• **Your instructions**:
Exactly reproduce each entry, leaving out nothing.

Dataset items
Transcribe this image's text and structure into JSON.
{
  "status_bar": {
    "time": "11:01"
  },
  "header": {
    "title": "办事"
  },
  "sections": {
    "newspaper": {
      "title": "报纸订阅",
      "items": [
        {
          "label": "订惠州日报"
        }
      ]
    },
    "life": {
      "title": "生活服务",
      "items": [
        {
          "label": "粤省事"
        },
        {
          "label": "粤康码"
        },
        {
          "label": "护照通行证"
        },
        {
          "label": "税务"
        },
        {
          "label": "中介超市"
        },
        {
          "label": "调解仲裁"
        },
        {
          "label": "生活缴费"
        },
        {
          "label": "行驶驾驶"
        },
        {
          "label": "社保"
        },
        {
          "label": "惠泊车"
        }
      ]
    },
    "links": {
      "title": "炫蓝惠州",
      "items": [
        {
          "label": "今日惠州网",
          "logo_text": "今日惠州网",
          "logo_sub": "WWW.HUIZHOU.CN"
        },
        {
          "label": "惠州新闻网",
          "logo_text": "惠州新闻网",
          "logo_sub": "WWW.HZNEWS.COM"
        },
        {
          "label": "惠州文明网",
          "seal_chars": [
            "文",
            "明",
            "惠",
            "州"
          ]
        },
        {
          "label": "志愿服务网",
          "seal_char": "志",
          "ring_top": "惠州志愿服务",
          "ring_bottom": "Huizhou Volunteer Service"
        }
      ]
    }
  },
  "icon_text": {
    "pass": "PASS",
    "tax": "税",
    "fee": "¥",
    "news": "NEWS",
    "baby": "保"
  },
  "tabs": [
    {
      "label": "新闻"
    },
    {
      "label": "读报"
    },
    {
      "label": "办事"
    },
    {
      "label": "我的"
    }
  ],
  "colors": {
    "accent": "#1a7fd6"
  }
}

• **Response**:
Transcribe this image's text and structure into JSON.
{
  "status_bar": {
    "time": "11:01"
  },
  "header": {
    "title": "办事"
  },
  "sections": {
    "newspaper": {
      "title": "报纸订阅",
      "items": [
        {
          "label": "订惠州日报"
        }
      ]
    },
    "life": {
      "title": "生活服务",
      "items": [
        {
          "label": "粤省事"
        },
        {
          "label": "粤康码"
        },
        {
          "label": "护照通行证"
        },
        {
          "label": "税务"
        },
        {
          "label": "中介超市"
        },
        {
          "label": "调解仲裁"
        },
        {
          "label": "生活缴费"
        },
        {
          "label": "行驶驾驶"
        },
        {
          "label": "社保"
        },
        {
          "label": "惠泊车"
        }
      ]
    },
    "links": {
      "title": "炫蓝惠州",
      "items": [
        {
          "label": "今日惠州网",
          "logo_text": "今日惠州网",
          "logo_sub": "WWW.HUIZHOU.CN"
        },
        {
          "label": "惠州新闻网",
          "logo_text": "惠州新闻网",
          "logo_sub": "WWW.HZNEWS.COM"
        },
        {
          "label": "惠州文明网",
          "seal_chars": [
            "文",
            "明",
            "惠",
            "州"
          ]
        },
        {
          "label": "志愿服务网",
          "seal_char": "志",
          "ring_top": "惠州志愿服务",
          "ring_bottom": "Huizhou Volunteer Service"
        }
      ]
    }
  },
  "icon_text": {
    "pass": "PASS",
    "tax": "税",
    "fee": "¥",
    "news": "NEWS",
    "baby": "保"
  },
  "tabs": [
    {
      "label": "新闻"
    },
    {
      "label": "读报"
    },
    {
      "label": "办事"
    },
    {
      "label": "我的"
    }
  ],
  "colors": {
    "accent": "#1a7fd6"
  }
}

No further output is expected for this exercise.